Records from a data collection
* start *

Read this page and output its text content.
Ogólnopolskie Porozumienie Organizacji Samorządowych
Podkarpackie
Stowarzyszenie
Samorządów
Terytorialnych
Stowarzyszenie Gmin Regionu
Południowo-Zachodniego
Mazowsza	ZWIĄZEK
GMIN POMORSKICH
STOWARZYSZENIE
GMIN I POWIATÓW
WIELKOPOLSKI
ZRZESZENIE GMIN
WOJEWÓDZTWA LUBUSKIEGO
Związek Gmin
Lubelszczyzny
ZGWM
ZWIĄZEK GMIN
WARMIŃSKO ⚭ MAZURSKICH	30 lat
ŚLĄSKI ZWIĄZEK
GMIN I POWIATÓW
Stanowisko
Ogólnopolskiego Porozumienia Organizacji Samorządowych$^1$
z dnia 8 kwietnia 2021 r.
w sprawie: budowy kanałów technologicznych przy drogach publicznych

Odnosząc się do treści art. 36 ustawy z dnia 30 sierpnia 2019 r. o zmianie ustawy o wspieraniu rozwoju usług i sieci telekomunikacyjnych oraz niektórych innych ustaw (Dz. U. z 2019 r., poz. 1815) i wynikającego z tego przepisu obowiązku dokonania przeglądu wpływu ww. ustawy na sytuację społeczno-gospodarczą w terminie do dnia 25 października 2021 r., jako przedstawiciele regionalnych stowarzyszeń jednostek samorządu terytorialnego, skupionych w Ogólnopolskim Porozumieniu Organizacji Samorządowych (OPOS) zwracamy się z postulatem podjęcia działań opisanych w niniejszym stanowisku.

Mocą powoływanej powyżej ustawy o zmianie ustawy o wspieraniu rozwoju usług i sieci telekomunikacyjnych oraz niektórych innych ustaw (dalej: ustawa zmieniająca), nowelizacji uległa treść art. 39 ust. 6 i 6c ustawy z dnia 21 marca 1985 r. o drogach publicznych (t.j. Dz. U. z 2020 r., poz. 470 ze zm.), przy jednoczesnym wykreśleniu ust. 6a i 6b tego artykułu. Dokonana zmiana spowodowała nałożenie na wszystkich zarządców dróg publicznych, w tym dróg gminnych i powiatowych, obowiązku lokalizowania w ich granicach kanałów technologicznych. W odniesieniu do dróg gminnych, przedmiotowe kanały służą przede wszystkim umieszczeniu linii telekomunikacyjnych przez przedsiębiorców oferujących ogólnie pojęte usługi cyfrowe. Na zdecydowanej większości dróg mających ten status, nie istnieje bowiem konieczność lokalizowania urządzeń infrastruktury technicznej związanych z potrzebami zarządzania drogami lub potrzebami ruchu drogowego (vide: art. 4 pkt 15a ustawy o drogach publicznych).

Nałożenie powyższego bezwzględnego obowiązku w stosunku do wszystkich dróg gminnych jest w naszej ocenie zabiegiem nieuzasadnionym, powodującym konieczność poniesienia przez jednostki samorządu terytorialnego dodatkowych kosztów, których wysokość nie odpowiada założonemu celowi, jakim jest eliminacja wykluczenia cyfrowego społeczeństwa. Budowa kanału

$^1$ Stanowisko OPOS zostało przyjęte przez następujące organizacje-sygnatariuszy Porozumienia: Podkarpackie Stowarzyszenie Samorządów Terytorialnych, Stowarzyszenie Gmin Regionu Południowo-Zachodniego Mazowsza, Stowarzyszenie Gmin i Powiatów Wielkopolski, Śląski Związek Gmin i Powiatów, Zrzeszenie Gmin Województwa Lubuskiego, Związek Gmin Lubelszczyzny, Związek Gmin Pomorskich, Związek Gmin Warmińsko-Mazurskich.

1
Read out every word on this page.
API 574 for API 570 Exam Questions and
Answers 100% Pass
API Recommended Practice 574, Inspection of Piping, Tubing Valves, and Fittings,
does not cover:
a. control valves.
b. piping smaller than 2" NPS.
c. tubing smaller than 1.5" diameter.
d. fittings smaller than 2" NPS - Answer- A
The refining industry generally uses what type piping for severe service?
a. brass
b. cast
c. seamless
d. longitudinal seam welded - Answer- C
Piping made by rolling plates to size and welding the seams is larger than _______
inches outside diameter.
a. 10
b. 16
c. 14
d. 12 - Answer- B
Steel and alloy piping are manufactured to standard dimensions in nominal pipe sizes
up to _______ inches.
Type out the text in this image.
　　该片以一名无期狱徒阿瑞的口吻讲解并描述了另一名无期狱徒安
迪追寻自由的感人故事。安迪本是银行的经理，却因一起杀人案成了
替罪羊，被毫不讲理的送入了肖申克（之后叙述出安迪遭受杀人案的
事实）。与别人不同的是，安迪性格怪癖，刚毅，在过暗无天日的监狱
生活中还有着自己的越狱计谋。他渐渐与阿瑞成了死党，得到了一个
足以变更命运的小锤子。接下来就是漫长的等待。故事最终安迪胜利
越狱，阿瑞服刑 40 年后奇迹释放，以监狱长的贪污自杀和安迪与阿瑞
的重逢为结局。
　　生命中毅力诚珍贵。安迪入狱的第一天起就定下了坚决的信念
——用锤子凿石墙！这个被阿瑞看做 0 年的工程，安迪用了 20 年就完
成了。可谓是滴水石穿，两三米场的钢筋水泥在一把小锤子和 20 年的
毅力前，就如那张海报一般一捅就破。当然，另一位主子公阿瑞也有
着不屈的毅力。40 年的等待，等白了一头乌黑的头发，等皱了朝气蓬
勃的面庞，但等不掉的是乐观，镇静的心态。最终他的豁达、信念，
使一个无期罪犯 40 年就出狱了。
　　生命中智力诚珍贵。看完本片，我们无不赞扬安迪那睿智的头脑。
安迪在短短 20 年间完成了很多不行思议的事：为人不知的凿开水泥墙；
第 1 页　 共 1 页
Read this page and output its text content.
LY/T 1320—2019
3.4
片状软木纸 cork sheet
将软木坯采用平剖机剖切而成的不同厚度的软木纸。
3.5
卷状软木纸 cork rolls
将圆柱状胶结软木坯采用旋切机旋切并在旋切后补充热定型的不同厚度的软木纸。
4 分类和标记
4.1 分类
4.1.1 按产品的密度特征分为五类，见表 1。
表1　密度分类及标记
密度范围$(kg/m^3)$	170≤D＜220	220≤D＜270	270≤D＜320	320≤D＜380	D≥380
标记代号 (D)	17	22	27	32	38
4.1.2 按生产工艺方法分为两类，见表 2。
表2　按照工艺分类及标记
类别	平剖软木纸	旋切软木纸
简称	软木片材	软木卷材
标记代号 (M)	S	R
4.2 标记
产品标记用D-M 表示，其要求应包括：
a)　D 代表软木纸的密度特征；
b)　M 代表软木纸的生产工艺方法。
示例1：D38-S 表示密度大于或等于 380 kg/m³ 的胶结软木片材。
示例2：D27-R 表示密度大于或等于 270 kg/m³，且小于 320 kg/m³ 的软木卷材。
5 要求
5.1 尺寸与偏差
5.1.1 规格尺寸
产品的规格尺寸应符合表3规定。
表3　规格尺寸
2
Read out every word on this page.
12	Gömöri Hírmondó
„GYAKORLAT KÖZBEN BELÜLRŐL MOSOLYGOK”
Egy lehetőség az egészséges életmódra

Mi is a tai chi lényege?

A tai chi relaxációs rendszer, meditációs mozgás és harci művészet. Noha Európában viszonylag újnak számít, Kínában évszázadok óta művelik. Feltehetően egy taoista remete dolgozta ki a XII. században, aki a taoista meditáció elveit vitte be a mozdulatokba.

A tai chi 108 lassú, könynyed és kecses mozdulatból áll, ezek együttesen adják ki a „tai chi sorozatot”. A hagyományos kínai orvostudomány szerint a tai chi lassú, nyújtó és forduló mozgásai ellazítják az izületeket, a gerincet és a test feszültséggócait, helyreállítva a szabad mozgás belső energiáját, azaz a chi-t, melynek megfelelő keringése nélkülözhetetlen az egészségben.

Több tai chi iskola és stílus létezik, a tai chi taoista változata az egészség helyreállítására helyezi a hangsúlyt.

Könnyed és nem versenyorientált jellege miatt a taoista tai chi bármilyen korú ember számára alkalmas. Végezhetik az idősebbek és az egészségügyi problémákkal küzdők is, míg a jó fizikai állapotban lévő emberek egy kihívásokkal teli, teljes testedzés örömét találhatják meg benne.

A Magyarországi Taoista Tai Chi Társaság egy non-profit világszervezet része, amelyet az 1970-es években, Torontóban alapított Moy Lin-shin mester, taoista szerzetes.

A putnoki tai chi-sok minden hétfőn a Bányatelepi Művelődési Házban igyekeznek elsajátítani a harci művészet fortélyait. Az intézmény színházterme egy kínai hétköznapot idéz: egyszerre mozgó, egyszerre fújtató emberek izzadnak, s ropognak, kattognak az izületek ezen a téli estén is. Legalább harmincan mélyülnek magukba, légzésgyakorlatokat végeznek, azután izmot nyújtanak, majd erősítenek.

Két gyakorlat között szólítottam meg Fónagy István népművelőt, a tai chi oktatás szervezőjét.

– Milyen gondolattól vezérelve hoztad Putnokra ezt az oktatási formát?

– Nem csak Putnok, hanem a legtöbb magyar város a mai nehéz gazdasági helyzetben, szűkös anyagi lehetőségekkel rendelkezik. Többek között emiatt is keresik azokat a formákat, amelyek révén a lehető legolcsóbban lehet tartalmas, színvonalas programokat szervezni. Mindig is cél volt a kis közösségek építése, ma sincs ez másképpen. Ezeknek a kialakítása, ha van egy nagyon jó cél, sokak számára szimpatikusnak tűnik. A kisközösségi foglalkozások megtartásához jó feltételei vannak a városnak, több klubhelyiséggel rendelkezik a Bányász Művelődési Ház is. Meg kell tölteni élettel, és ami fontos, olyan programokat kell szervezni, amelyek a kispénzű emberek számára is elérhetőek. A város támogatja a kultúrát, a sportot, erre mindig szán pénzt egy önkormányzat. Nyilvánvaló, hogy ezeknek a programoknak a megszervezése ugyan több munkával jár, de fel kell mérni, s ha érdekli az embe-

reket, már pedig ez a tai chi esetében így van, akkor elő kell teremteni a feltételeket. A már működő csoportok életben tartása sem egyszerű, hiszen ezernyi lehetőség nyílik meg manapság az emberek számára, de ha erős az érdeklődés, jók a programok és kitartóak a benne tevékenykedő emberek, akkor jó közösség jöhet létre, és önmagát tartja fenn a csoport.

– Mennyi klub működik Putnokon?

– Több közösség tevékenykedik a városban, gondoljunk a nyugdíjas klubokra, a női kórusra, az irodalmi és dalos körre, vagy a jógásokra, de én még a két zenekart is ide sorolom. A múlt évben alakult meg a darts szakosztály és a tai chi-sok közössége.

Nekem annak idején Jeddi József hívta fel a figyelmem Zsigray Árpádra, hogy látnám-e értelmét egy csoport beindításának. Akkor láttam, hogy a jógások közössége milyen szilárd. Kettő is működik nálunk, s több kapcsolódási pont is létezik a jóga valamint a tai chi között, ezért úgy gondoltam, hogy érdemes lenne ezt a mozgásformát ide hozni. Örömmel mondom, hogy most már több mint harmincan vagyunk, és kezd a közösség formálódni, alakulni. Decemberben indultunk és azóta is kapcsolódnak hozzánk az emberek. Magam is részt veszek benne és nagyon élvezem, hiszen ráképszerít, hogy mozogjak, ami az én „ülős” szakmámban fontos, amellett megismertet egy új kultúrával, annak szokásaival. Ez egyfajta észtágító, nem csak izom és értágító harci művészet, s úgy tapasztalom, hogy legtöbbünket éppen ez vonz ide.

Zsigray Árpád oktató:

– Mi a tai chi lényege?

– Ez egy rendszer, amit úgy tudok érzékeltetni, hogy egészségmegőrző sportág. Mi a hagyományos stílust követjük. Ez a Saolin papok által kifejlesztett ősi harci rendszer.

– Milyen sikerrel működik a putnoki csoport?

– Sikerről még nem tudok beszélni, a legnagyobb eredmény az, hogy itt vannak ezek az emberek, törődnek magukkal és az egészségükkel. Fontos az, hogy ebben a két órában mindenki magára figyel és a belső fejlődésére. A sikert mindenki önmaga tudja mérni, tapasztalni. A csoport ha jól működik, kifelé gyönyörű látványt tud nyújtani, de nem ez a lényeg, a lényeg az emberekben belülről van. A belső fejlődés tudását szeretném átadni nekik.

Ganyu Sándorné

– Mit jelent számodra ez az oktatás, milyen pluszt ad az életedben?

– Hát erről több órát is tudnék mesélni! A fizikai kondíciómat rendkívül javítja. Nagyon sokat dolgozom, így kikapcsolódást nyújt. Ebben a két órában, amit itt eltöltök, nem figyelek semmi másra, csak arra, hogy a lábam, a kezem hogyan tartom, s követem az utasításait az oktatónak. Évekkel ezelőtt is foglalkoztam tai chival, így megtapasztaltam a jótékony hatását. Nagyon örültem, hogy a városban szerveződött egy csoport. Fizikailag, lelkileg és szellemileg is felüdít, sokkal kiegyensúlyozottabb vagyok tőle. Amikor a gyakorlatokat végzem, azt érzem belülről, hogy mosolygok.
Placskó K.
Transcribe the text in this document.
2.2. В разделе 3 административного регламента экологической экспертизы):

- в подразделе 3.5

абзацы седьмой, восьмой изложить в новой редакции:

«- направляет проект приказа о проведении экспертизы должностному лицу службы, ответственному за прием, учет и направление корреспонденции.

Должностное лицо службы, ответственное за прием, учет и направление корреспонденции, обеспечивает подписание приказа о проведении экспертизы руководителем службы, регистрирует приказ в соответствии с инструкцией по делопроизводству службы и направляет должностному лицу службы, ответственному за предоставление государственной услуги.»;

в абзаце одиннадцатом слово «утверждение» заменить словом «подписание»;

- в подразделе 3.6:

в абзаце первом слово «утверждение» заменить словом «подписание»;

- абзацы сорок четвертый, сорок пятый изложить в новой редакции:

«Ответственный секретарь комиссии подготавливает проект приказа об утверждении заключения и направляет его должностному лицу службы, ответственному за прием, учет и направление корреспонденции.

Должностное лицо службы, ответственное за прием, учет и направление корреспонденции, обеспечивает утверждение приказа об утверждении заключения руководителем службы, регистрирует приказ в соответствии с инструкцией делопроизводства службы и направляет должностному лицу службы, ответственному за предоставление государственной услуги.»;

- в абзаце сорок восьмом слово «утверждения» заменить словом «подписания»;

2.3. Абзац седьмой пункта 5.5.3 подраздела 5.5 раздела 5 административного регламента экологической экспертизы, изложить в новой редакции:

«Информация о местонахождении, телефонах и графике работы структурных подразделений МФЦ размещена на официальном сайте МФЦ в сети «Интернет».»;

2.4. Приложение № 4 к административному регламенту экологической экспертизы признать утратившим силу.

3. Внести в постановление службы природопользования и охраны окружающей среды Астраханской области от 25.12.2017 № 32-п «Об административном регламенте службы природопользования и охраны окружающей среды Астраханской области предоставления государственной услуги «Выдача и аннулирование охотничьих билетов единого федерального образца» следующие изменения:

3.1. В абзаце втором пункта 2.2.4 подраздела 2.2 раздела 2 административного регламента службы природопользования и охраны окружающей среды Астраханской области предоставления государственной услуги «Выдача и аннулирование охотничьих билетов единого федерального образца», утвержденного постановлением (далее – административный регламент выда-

* end *

**Exercise goal**. Each line that has the word "taoista" counts once. How many such lines are in the data? Give the number alone.

**Response**. 4